>>>>

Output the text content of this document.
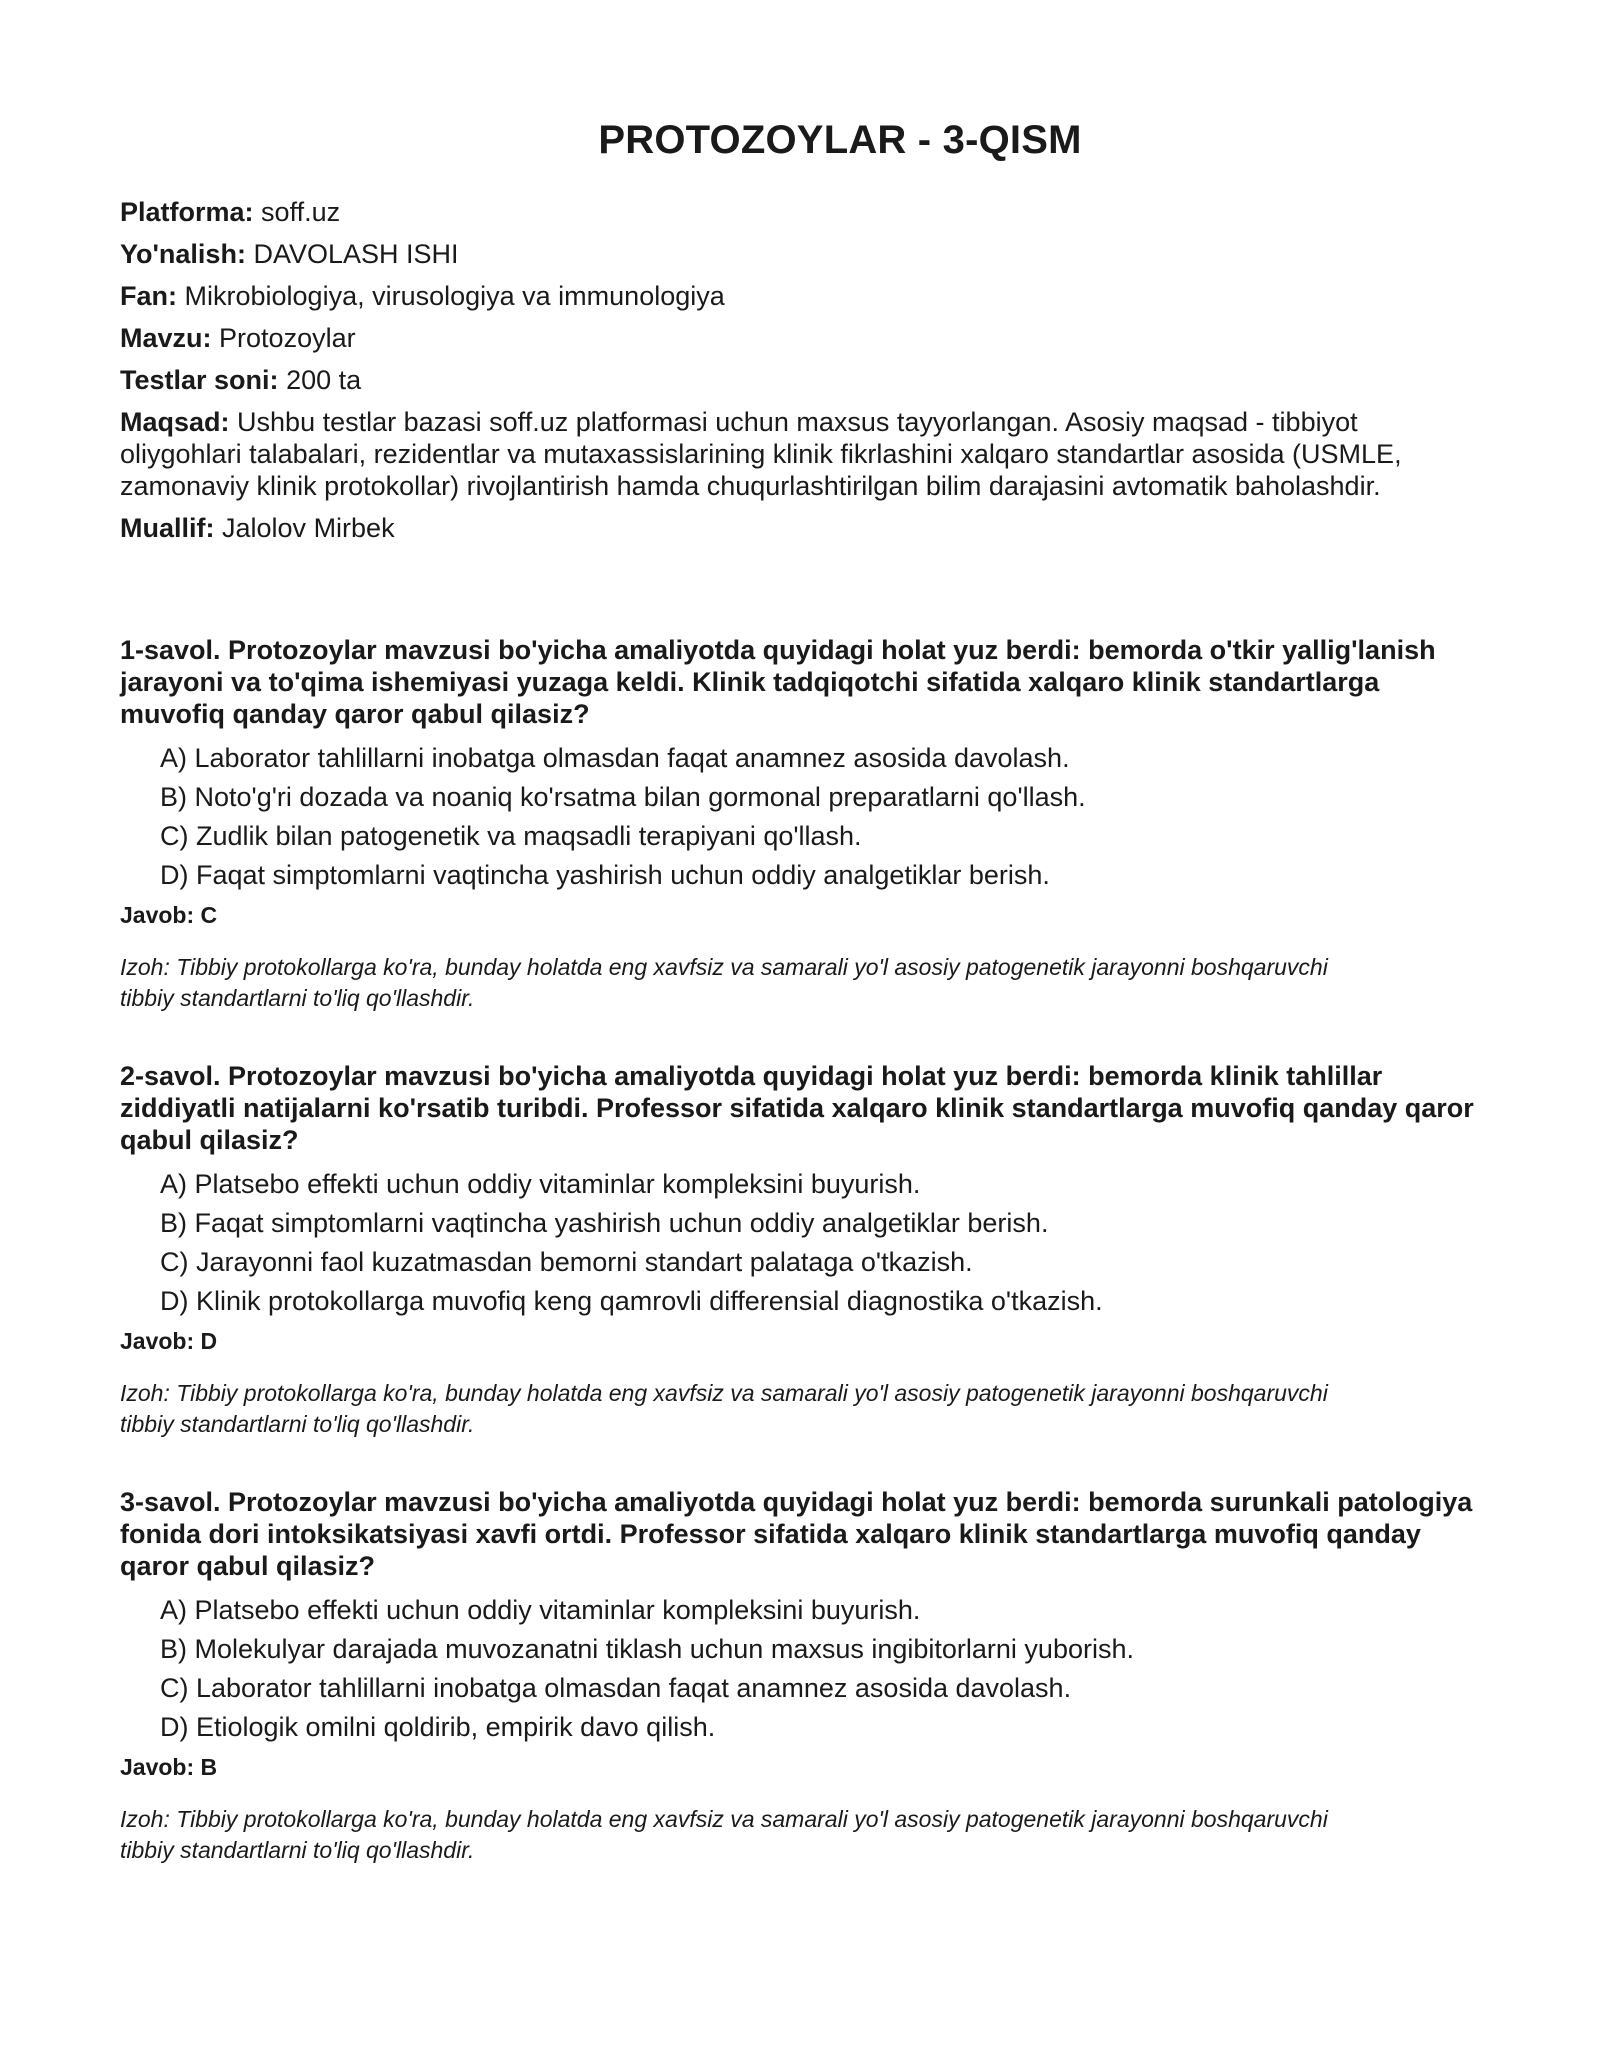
PROTOZOYLAR - 3-QISM

Platforma: soff.uz

Yo'nalish: DAVOLASH ISHI

Fan: Mikrobiologiya, virusologiya va immunologiya

Mavzu: Protozoylar

Testlar soni: 200 ta

Maqsad: Ushbu testlar bazasi soff.uz platformasi uchun maxsus tayyorlangan. Asosiy maqsad - tibbiyot oliygohlari talabalari, rezidentlar va mutaxassislarining klinik fikrlashini xalqaro standartlar asosida (USMLE, zamonaviy klinik protokollar) rivojlantirish hamda chuqurlashtirilgan bilim darajasini avtomatik baholashdir.

Muallif: Jalolov Mirbek

1-savol. Protozoylar mavzusi bo'yicha amaliyotda quyidagi holat yuz berdi: bemorda o'tkir yallig'lanish jarayoni va to'qima ishemiyasi yuzaga keldi. Klinik tadqiqotchi sifatida xalqaro klinik standartlarga muvofiq qanday qaror qabul qilasiz?

A) Laborator tahlillarni inobatga olmasdan faqat anamnez asosida davolash.
B) Noto'g'ri dozada va noaniq ko'rsatma bilan gormonal preparatlarni qo'llash.
C) Zudlik bilan patogenetik va maqsadli terapiyani qo'llash.
D) Faqat simptomlarni vaqtincha yashirish uchun oddiy analgetiklar berish.

Javob: C

Izoh: Tibbiy protokollarga ko'ra, bunday holatda eng xavfsiz va samarali yo'l asosiy patogenetik jarayonni boshqaruvchi tibbiy standartlarni to'liq qo'llashdir.

2-savol. Protozoylar mavzusi bo'yicha amaliyotda quyidagi holat yuz berdi: bemorda klinik tahlillar ziddiyatli natijalarni ko'rsatib turibdi. Professor sifatida xalqaro klinik standartlarga muvofiq qanday qaror qabul qilasiz?

A) Platsebo effekti uchun oddiy vitaminlar kompleksini buyurish.
B) Faqat simptomlarni vaqtincha yashirish uchun oddiy analgetiklar berish.
C) Jarayonni faol kuzatmasdan bemorni standart palataga o'tkazish.
D) Klinik protokollarga muvofiq keng qamrovli differensial diagnostika o'tkazish.

Javob: D

Izoh: Tibbiy protokollarga ko'ra, bunday holatda eng xavfsiz va samarali yo'l asosiy patogenetik jarayonni boshqaruvchi tibbiy standartlarni to'liq qo'llashdir.

3-savol. Protozoylar mavzusi bo'yicha amaliyotda quyidagi holat yuz berdi: bemorda surunkali patologiya fonida dori intoksikatsiyasi xavfi ortdi. Professor sifatida xalqaro klinik standartlarga muvofiq qanday qaror qabul qilasiz?

A) Platsebo effekti uchun oddiy vitaminlar kompleksini buyurish.
B) Molekulyar darajada muvozanatni tiklash uchun maxsus ingibitorlarni yuborish.
C) Laborator tahlillarni inobatga olmasdan faqat anamnez asosida davolash.
D) Etiologik omilni qoldirib, empirik davo qilish.

Javob: B

Izoh: Tibbiy protokollarga ko'ra, bunday holatda eng xavfsiz va samarali yo'l asosiy patogenetik jarayonni boshqaruvchi tibbiy standartlarni to'liq qo'llashdir.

<<<<

_Assignment_.
Leave the pictures out and reproduce all of the records exactly.

_Response area_.
Output the text content of this document.
PROTOZOYLAR - 3-QISM

Platforma: soff.uz

Yo'nalish: DAVOLASH ISHI

Fan: Mikrobiologiya, virusologiya va immunologiya

Mavzu: Protozoylar

Testlar soni: 200 ta

Maqsad: Ushbu testlar bazasi soff.uz platformasi uchun maxsus tayyorlangan. Asosiy maqsad - tibbiyot oliygohlari talabalari, rezidentlar va mutaxassislarining klinik fikrlashini xalqaro standartlar asosida (USMLE, zamonaviy klinik protokollar) rivojlantirish hamda chuqurlashtirilgan bilim darajasini avtomatik baholashdir.

Muallif: Jalolov Mirbek

1-savol. Protozoylar mavzusi bo'yicha amaliyotda quyidagi holat yuz berdi: bemorda o'tkir yallig'lanish jarayoni va to'qima ishemiyasi yuzaga keldi. Klinik tadqiqotchi sifatida xalqaro klinik standartlarga muvofiq qanday qaror qabul qilasiz?

A) Laborator tahlillarni inobatga olmasdan faqat anamnez asosida davolash.
B) Noto'g'ri dozada va noaniq ko'rsatma bilan gormonal preparatlarni qo'llash.
C) Zudlik bilan patogenetik va maqsadli terapiyani qo'llash.
D) Faqat simptomlarni vaqtincha yashirish uchun oddiy analgetiklar berish.

Javob: C

Izoh: Tibbiy protokollarga ko'ra, bunday holatda eng xavfsiz va samarali yo'l asosiy patogenetik jarayonni boshqaruvchi tibbiy standartlarni to'liq qo'llashdir.

2-savol. Protozoylar mavzusi bo'yicha amaliyotda quyidagi holat yuz berdi: bemorda klinik tahlillar ziddiyatli natijalarni ko'rsatib turibdi. Professor sifatida xalqaro klinik standartlarga muvofiq qanday qaror qabul qilasiz?

A) Platsebo effekti uchun oddiy vitaminlar kompleksini buyurish.
B) Faqat simptomlarni vaqtincha yashirish uchun oddiy analgetiklar berish.
C) Jarayonni faol kuzatmasdan bemorni standart palataga o'tkazish.
D) Klinik protokollarga muvofiq keng qamrovli differensial diagnostika o'tkazish.

Javob: D

Izoh: Tibbiy protokollarga ko'ra, bunday holatda eng xavfsiz va samarali yo'l asosiy patogenetik jarayonni boshqaruvchi tibbiy standartlarni to'liq qo'llashdir.

3-savol. Protozoylar mavzusi bo'yicha amaliyotda quyidagi holat yuz berdi: bemorda surunkali patologiya fonida dori intoksikatsiyasi xavfi ortdi. Professor sifatida xalqaro klinik standartlarga muvofiq qanday qaror qabul qilasiz?

A) Platsebo effekti uchun oddiy vitaminlar kompleksini buyurish.
B) Molekulyar darajada muvozanatni tiklash uchun maxsus ingibitorlarni yuborish.
C) Laborator tahlillarni inobatga olmasdan faqat anamnez asosida davolash.
D) Etiologik omilni qoldirib, empirik davo qilish.

Javob: B

Izoh: Tibbiy protokollarga ko'ra, bunday holatda eng xavfsiz va samarali yo'l asosiy patogenetik jarayonni boshqaruvchi tibbiy standartlarni to'liq qo'llashdir.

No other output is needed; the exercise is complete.